### Directions for this task
Return the entries below verbatim. Pictures stay out.

####

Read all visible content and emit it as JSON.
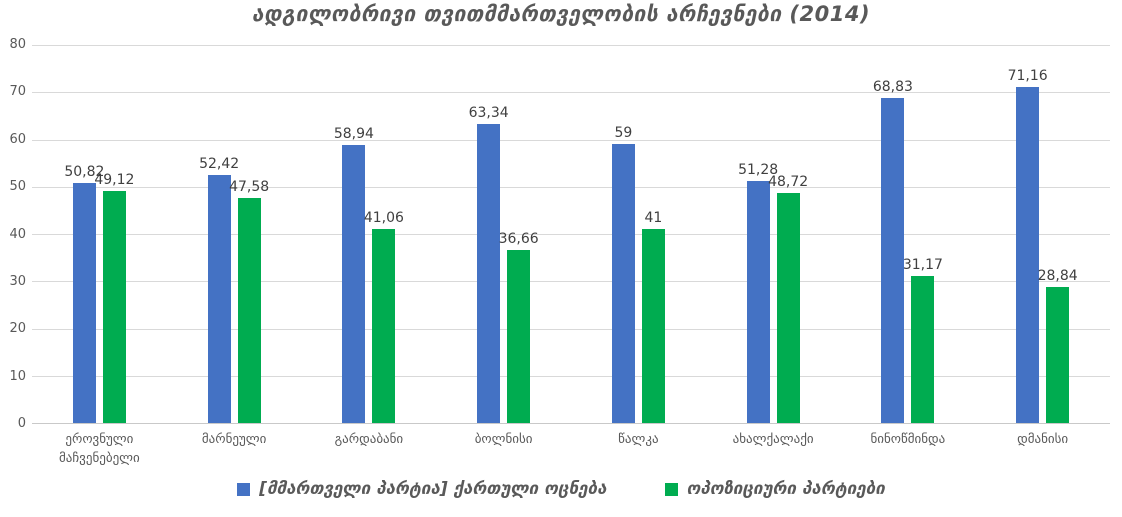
{
  "title": "ადგილობრივი თვითმმართველობის არჩევნები (2014)",
  "colors": {
    "series1": "#4472C4",
    "series2": "#00AC50",
    "grid": "#D9D9D9",
    "axis": "#C9C9C9",
    "title_text": "#595959",
    "tick_text": "#595959",
    "data_label_text": "#404040"
  },
  "chart_data": {
    "type": "bar",
    "title": "ადგილობრივი თვითმმართველობის არჩევნები (2014)",
    "categories": [
      "ეროვნული მაჩვენებელი",
      "მარნეული",
      "გარდაბანი",
      "ბოლნისი",
      "წალკა",
      "ახალქალაქი",
      "ნინოწმინდა",
      "დმანისი"
    ],
    "series": [
      {
        "name": "[მმართველი პარტია] ქართული ოცნება",
        "color": "#4472C4",
        "values": [
          50.82,
          52.42,
          58.94,
          63.34,
          59,
          51.28,
          68.83,
          71.16
        ],
        "labels": [
          "50,82",
          "52,42",
          "58,94",
          "63,34",
          "59",
          "51,28",
          "68,83",
          "71,16"
        ]
      },
      {
        "name": "ოპოზიციური პარტიები",
        "color": "#00AC50",
        "values": [
          49.12,
          47.58,
          41.06,
          36.66,
          41,
          48.72,
          31.17,
          28.84
        ],
        "labels": [
          "49,12",
          "47,58",
          "41,06",
          "36,66",
          "41",
          "48,72",
          "31,17",
          "28,84"
        ]
      }
    ],
    "xlabel": "",
    "ylabel": "",
    "ylim": [
      0,
      80
    ],
    "yticks": [
      "0",
      "10",
      "20",
      "30",
      "40",
      "50",
      "60",
      "70",
      "80"
    ],
    "grid": true,
    "legend_position": "bottom"
  }
}
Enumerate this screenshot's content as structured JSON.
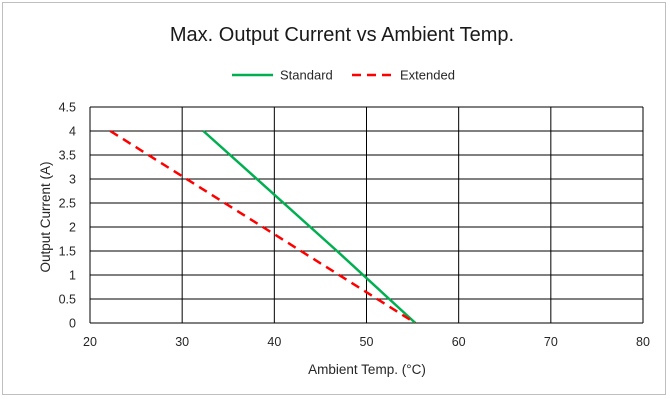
{
  "chart_data": {
    "type": "line",
    "title": "Max. Output Current vs Ambient Temp.",
    "xlabel": "Ambient Temp. (°C)",
    "ylabel": "Output Current (A)",
    "xlim": [
      20,
      80
    ],
    "ylim": [
      0,
      4.5
    ],
    "x_ticks": [
      "20",
      "30",
      "40",
      "50",
      "60",
      "70",
      "80"
    ],
    "y_ticks": [
      "0",
      "0.5",
      "1",
      "1.5",
      "2",
      "2.5",
      "3",
      "3.5",
      "4",
      "4.5"
    ],
    "grid": true,
    "legend_position": "top",
    "series": [
      {
        "name": "Standard",
        "color": "#00b050",
        "dash": "solid",
        "points": [
          [
            32.3,
            4.0
          ],
          [
            46.8,
            1.5
          ],
          [
            55.3,
            0.0
          ]
        ]
      },
      {
        "name": "Extended",
        "color": "#ff0000",
        "dash": "dashed",
        "points": [
          [
            22.2,
            4.0
          ],
          [
            55.3,
            0.0
          ]
        ]
      }
    ]
  }
}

####

### Exercise solution
Read all visible content and emit it as JSON.
{
  "title": "ადგილობრივი თვითმმართველობის არჩევნები (2014)",
  "colors": {
    "series1": "#4472C4",
    "series2": "#00AC50",
    "grid": "#D9D9D9",
    "axis": "#C9C9C9",
    "title_text": "#595959",
    "tick_text": "#595959",
    "data_label_text": "#404040"
  },
  "chart_data": {
    "type": "bar",
    "title": "ადგილობრივი თვითმმართველობის არჩევნები (2014)",
    "categories": [
      "ეროვნული მაჩვენებელი",
      "მარნეული",
      "გარდაბანი",
      "ბოლნისი",
      "წალკა",
      "ახალქალაქი",
      "ნინოწმინდა",
      "დმანისი"
    ],
    "series": [
      {
        "name": "[მმართველი პარტია] ქართული ოცნება",
        "color": "#4472C4",
        "values": [
          50.82,
          52.42,
          58.94,
          63.34,
          59,
          51.28,
          68.83,
          71.16
        ],
        "labels": [
          "50,82",
          "52,42",
          "58,94",
          "63,34",
          "59",
          "51,28",
          "68,83",
          "71,16"
        ]
      },
      {
        "name": "ოპოზიციური პარტიები",
        "color": "#00AC50",
        "values": [
          49.12,
          47.58,
          41.06,
          36.66,
          41,
          48.72,
          31.17,
          28.84
        ],
        "labels": [
          "49,12",
          "47,58",
          "41,06",
          "36,66",
          "41",
          "48,72",
          "31,17",
          "28,84"
        ]
      }
    ],
    "xlabel": "",
    "ylabel": "",
    "ylim": [
      0,
      80
    ],
    "yticks": [
      "0",
      "10",
      "20",
      "30",
      "40",
      "50",
      "60",
      "70",
      "80"
    ],
    "grid": true,
    "legend_position": "bottom"
  }
}
Enumerate this screenshot's content as structured JSON.
{
  "chart_data": {
    "type": "line",
    "title": "Max. Output Current vs Ambient Temp.",
    "xlabel": "Ambient Temp. (°C)",
    "ylabel": "Output Current (A)",
    "xlim": [
      20,
      80
    ],
    "ylim": [
      0,
      4.5
    ],
    "x_ticks": [
      "20",
      "30",
      "40",
      "50",
      "60",
      "70",
      "80"
    ],
    "y_ticks": [
      "0",
      "0.5",
      "1",
      "1.5",
      "2",
      "2.5",
      "3",
      "3.5",
      "4",
      "4.5"
    ],
    "grid": true,
    "legend_position": "top",
    "series": [
      {
        "name": "Standard",
        "color": "#00b050",
        "dash": "solid",
        "points": [
          [
            32.3,
            4.0
          ],
          [
            46.8,
            1.5
          ],
          [
            55.3,
            0.0
          ]
        ]
      },
      {
        "name": "Extended",
        "color": "#ff0000",
        "dash": "dashed",
        "points": [
          [
            22.2,
            4.0
          ],
          [
            55.3,
            0.0
          ]
        ]
      }
    ]
  }
}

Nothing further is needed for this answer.